• Work to complete: Identify each line below containing the string "uruskan" and copy it.

___ Material supplied ___

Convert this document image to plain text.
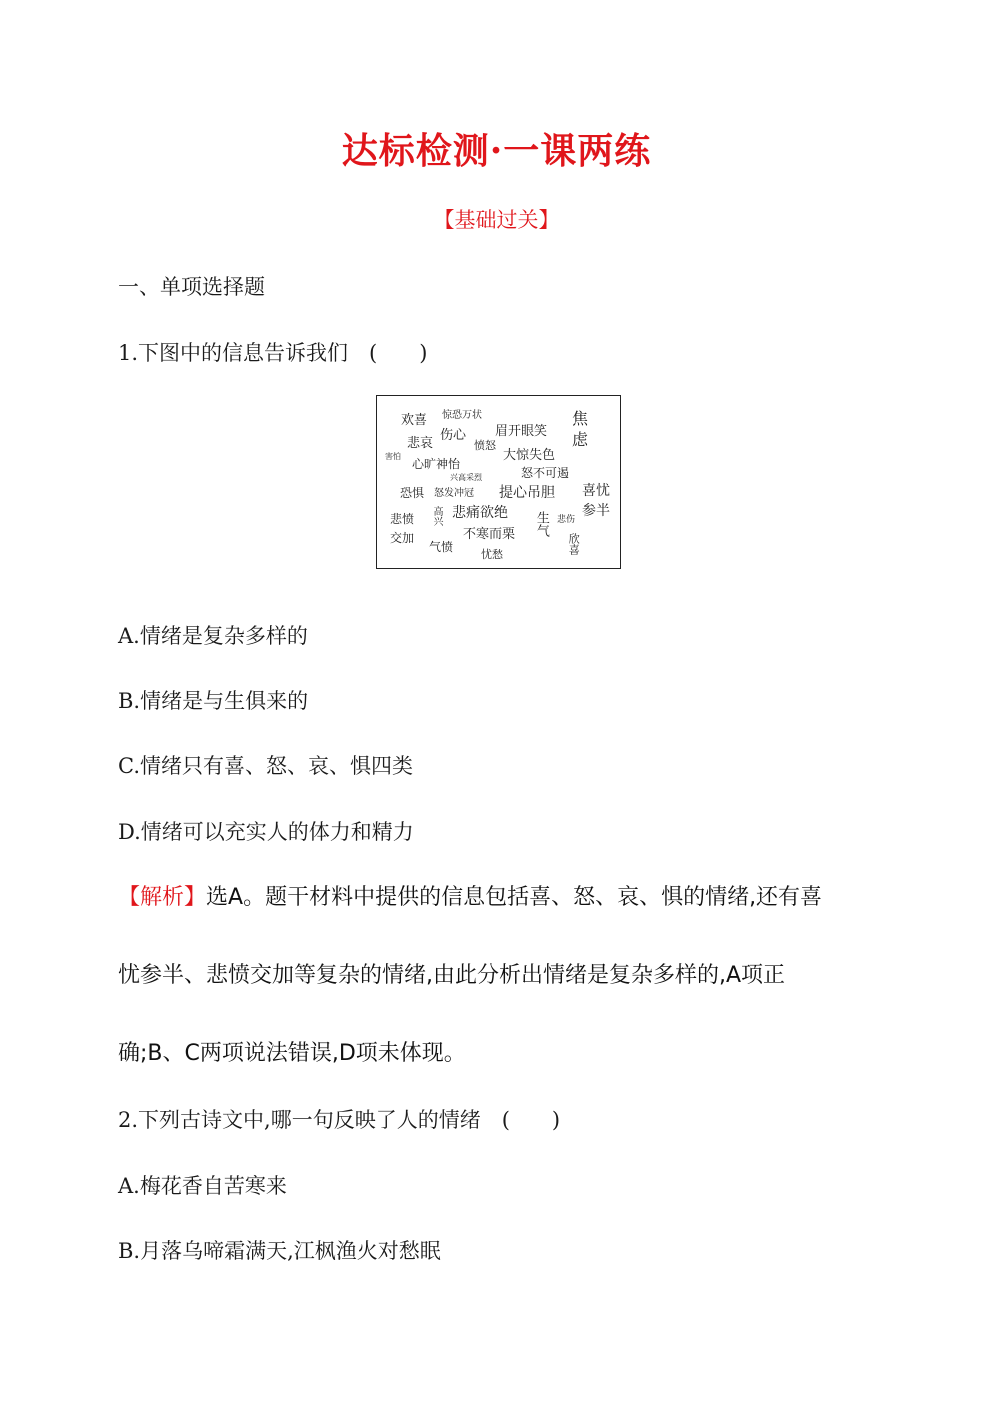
达标检测·一课两练
【基础过关】
一、单项选择题
1.下图中的信息告诉我们　(　　)
欢喜 惊恐万状
伤心 眉开眼笑
焦虑
悲哀	愤怒
害怕	大惊失色
心旷神怡
兴高采烈	怒不可遏
恐惧 怒发冲冠 提心吊胆 喜忧
参半
悲愤
交加
高兴 悲痛欲绝 生气 悲伤
气愤
不寒而栗	欣喜
忧愁
A.情绪是复杂多样的
B.情绪是与生俱来的
C.情绪只有喜、怒、哀、惧四类
D.情绪可以充实人的体力和精力
【解析】选A。题干材料中提供的信息包括喜、怒、哀、惧的情绪,还有喜
忧参半、悲愤交加等复杂的情绪,由此分析出情绪是复杂多样的,A项正
确;B、C两项说法错误,D项未体现。
2.下列古诗文中,哪一句反映了人的情绪　(　　)
A.梅花香自苦寒来
B.月落乌啼霜满天,江枫渔火对愁眠
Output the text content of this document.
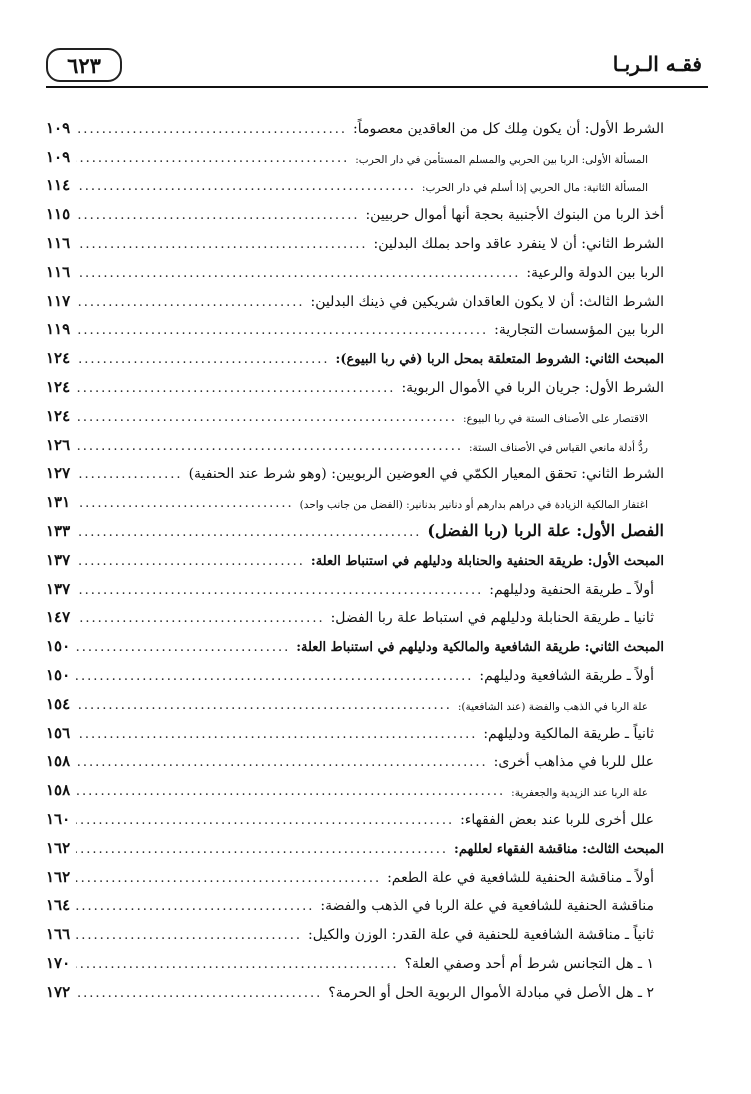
٦٢٣	فقـه الـربـا
الشرط الأول: أن يكون مِلك كل من العاقدين معصوماً:
.....
١٠٩
المسألة الأولى: الربا بين الحربي والمسلم المستأمن في دار الحرب:
.....
١٠٩
المسألة الثانية: مال الحربي إذا أسلم في دار الحرب:
.....
١١٤
أخذ الربا من البنوك الأجنبية بحجة أنها أموال حربيين:
.....
١١٥
الشرط الثاني: أن لا ينفرد عاقد واحد بملك البدلين:
.....
١١٦
الربا بين الدولة والرعية:
.....
١١٦
الشرط الثالث: أن لا يكون العاقدان شريكين في ذينك البدلين:
.....
١١٧
الربا بين المؤسسات التجارية:
.....
١١٩
المبحث الثاني: الشروط المتعلقة بمحل الربا (في ربا البيوع):
.....
١٢٤
الشرط الأول: جريان الربا في الأموال الربوية:
.....
١٢٤
الاقتصار على الأصناف الستة في ربا البيوع:
.....
١٢٤
ردُّ أدلة مانعي القياس في الأصناف الستة:
.....
١٢٦
الشرط الثاني: تحقق المعيار الكمّي في العوضين الربويين: (وهو شرط عند الحنفية)
.....
١٢٧
اغتفار المالكية الزيادة في دراهم بدارهم أو دنانير بدنانير: (الفضل من جانب واحد)
.....
١٣١
الفصل الأول: علة الربا (ربا الفضل)
.....
١٣٣
المبحث الأول: طريقة الحنفية والحنابلة ودليلهم في استنباط العلة:
.....
١٣٧
أولاً ـ طريقة الحنفية ودليلهم:
.....
١٣٧
ثانيا ـ طريقة الحنابلة ودليلهم في استباط علة ربا الفضل:
.....
١٤٧
المبحث الثاني: طريقة الشافعية والمالكية ودليلهم في استنباط العلة:
.....
١٥٠
أولاً ـ طريقة الشافعية ودليلهم:
.....
١٥٠
علة الربا في الذهب والفضة (عند الشافعية):
.....
١٥٤
ثانياً ـ طريقة المالكية ودليلهم:
.....
١٥٦
علل للربا في مذاهب أخرى:
.....
١٥٨
علة الربا عند الزيدية والجعفرية:
.....
١٥٨
علل أخرى للربا عند بعض الفقهاء:
.....
١٦٠
المبحث الثالث: مناقشة الفقهاء لعللهم:
.....
١٦٢
أولاً ـ مناقشة الحنفية للشافعية في علة الطعم:
.....
١٦٢
مناقشة الحنفية للشافعية في علة الربا في الذهب والفضة:
.....
١٦٤
ثانياً ـ مناقشة الشافعية للحنفية في علة القدر: الوزن والكيل:
.....
١٦٦
١ ـ هل التجانس شرط أم أحد وصفي العلة؟
.....
١٧٠
٢ ـ هل الأصل في مبادلة الأموال الربوية الحل أو الحرمة؟
.....
١٧٢
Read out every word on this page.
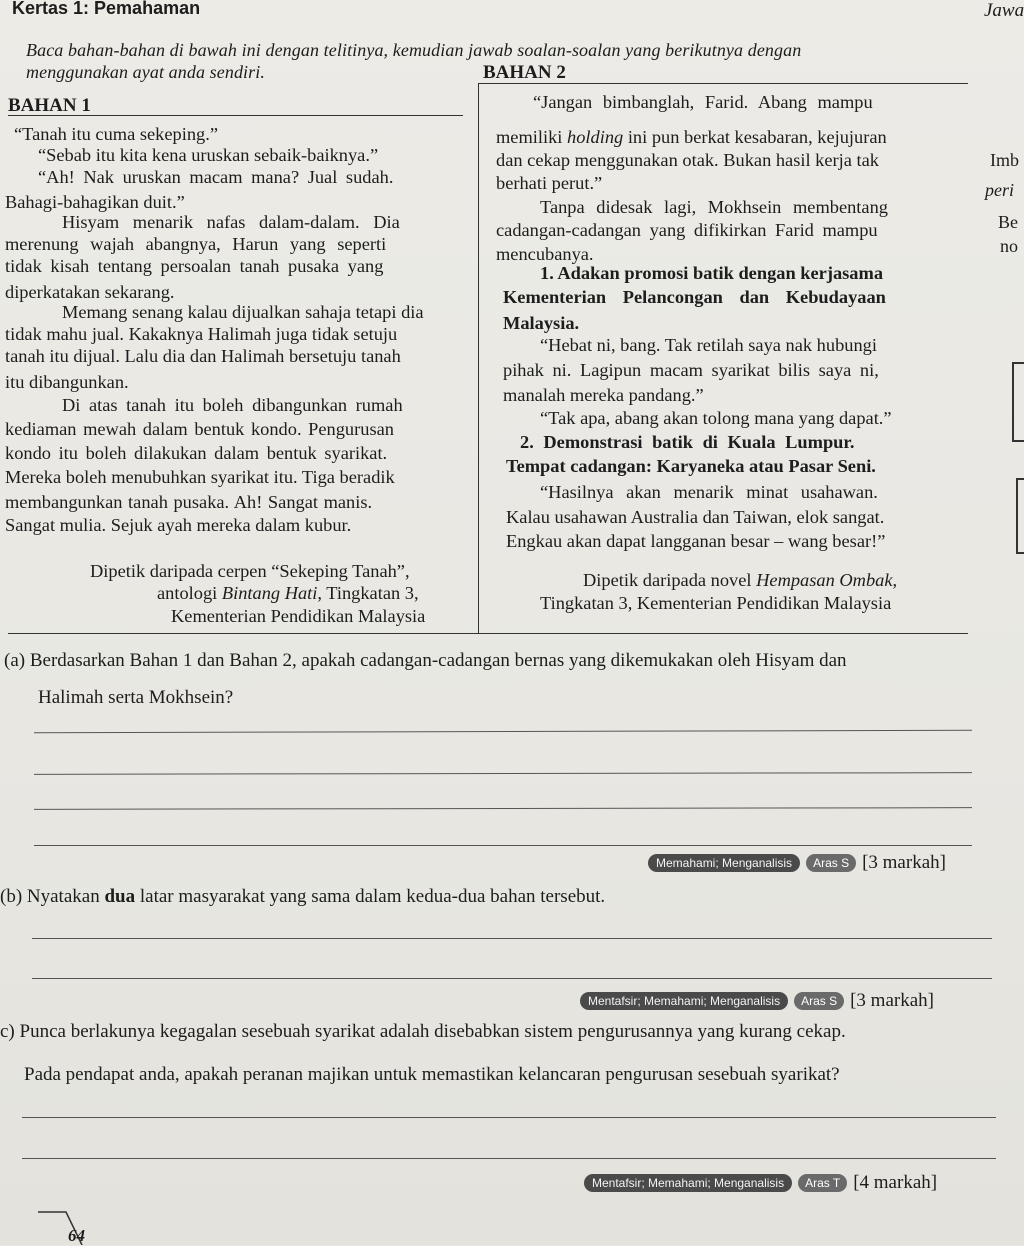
Kertas 1: Pemahaman	Jawa
Baca bahan-bahan di bawah ini dengan telitinya, kemudian jawab soalan-soalan yang berikutnya dengan
menggunakan ayat anda sendiri.	BAHAN 2
BAHAN 1
“Tanah itu cuma sekeping.”
“Sebab itu kita kena uruskan sebaik-baiknya.”
“Ah! Nak uruskan macam mana? Jual sudah.
Bahagi-bahagikan duit.”
Hisyam menarik nafas dalam-dalam. Dia
merenung wajah abangnya, Harun yang seperti
tidak kisah tentang persoalan tanah pusaka yang
diperkatakan sekarang.
Memang senang kalau dijualkan sahaja tetapi dia
tidak mahu jual. Kakaknya Halimah juga tidak setuju
tanah itu dijual. Lalu dia dan Halimah bersetuju tanah
itu dibangunkan.
Di atas tanah itu boleh dibangunkan rumah
kediaman mewah dalam bentuk kondo. Pengurusan
kondo itu boleh dilakukan dalam bentuk syarikat.
Mereka boleh menubuhkan syarikat itu. Tiga beradik
membangunkan tanah pusaka. Ah! Sangat manis.
Sangat mulia. Sejuk ayah mereka dalam kubur.
Dipetik daripada cerpen “Sekeping Tanah”,
antologi Bintang Hati, Tingkatan 3,
Kementerian Pendidikan Malaysia
“Jangan bimbanglah, Farid. Abang mampu
memiliki holding ini pun berkat kesabaran, kejujuran
dan cekap menggunakan otak. Bukan hasil kerja tak
berhati perut.”
Tanpa didesak lagi, Mokhsein membentang
cadangan-cadangan yang difikirkan Farid mampu
mencubanya.
1. Adakan promosi batik dengan kerjasama
Kementerian Pelancongan dan Kebudayaan
Malaysia.
“Hebat ni, bang. Tak retilah saya nak hubungi
pihak ni. Lagipun macam syarikat bilis saya ni,
manalah mereka pandang.”
“Tak apa, abang akan tolong mana yang dapat.”
2. Demonstrasi batik di Kuala Lumpur.
Tempat cadangan: Karyaneka atau Pasar Seni.
“Hasilnya akan menarik minat usahawan.
Kalau usahawan Australia dan Taiwan, elok sangat.
Engkau akan dapat langganan besar – wang besar!”
Dipetik daripada novel Hempasan Ombak,
Tingkatan 3, Kementerian Pendidikan Malaysia
Imb
peri
Be
no
(a) Berdasarkan Bahan 1 dan Bahan 2, apakah cadangan-cadangan bernas yang dikemukakan oleh Hisyam dan
Halimah serta Mokhsein?
Memahami; Menganalisis	Aras S [3 markah]
(b) Nyatakan dua latar masyarakat yang sama dalam kedua-dua bahan tersebut.
Mentafsir; Memahami; Menganalisis	Aras S [3 markah]
c) Punca berlakunya kegagalan sesebuah syarikat adalah disebabkan sistem pengurusannya yang kurang cekap.
Pada pendapat anda, apakah peranan majikan untuk memastikan kelancaran pengurusan sesebuah syarikat?
Mentafsir; Memahami; Menganalisis	Aras T [4 markah]
64
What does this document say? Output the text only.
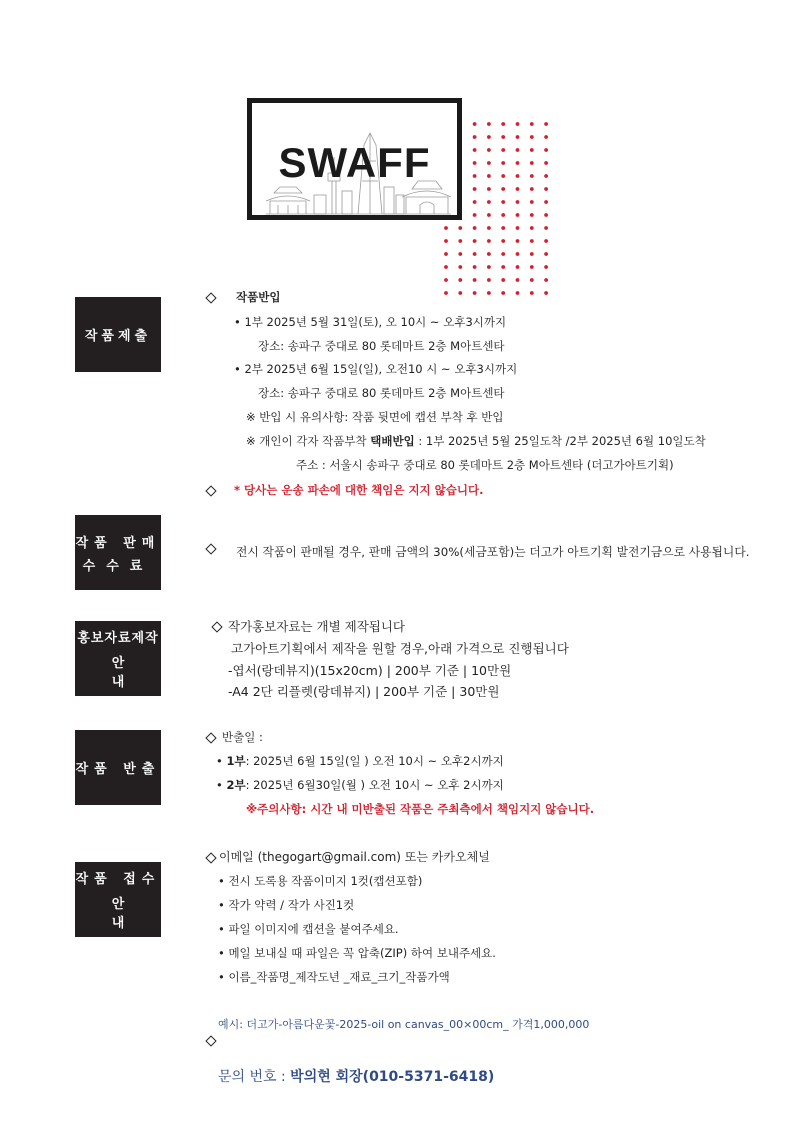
SWAFF
작품제출
작품반입
• 1부 2025년 5월 31일(토), 오 10시 ~ 오후3시까지
장소: 송파구 중대로 80 롯데마트 2층 M아트센타
• 2부 2025년 6월 15일(일), 오전10 시 ~ 오후3시까지
장소: 송파구 중대로 80 롯데마트 2층 M아트센타
※ 반입 시 유의사항: 작품 뒷면에 캡션 부착 후 반입
※ 개인이 각자 작품부착 택배반입 : 1부 2025년 5월 25일도착 /2부 2025년 6월 10일도착
주소 : 서울시 송파구 중대로 80 롯데마트 2층 M아트센타 (더고가아트기획)
* 당사는 운송 파손에 대한 책임은 지지 않습니다.
작품 판매
수수료
전시 작품이 판매될 경우, 판매 금액의 30%(세금포함)는 더고가 아트기획 발전기금으로 사용됩니다.
홍보자료제작
안내
작가홍보자료는 개별 제작됩니다
고가아트기획에서 제작을 원할 경우,아래 가격으로 진행됩니다
-엽서(랑데뷰지)(15x20cm) | 200부 기준 | 10만원
-A4 2단 리플렛(랑데뷰지) | 200부 기준 | 30만원
작품 반출
반출일 :
• 1부: 2025년 6월 15일(일 ) 오전 10시 ~ 오후2시까지
• 2부: 2025년 6월30일(월 ) 오전 10시 ~ 오후 2시까지
※주의사항: 시간 내 미반출된 작품은 주최측에서 책임지지 않습니다.
작품 접수
안내
이메일 (thegogart@gmail.com) 또는 카카오체널
• 전시 도록용 작품이미지 1컷(캡션포함)
• 작가 약력 / 작가 사진1컷
• 파일 이미지에 캡션을 붙여주세요.
• 메일 보내실 때 파일은 꼭 압축(ZIP) 하여 보내주세요.
• 이름_작품명_제작도년 _재료_크기_작품가액
예시: 더고가-아름다운꽃-2025-oil on canvas_00×00cm_ 가격1,000,000
문의 번호 : 박의현 회장(010-5371-6418)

___

• Written solution:
“Sebab itu kita kena uruskan sebaik-baiknya.”
“Ah! Nak uruskan macam mana? Jual sudah.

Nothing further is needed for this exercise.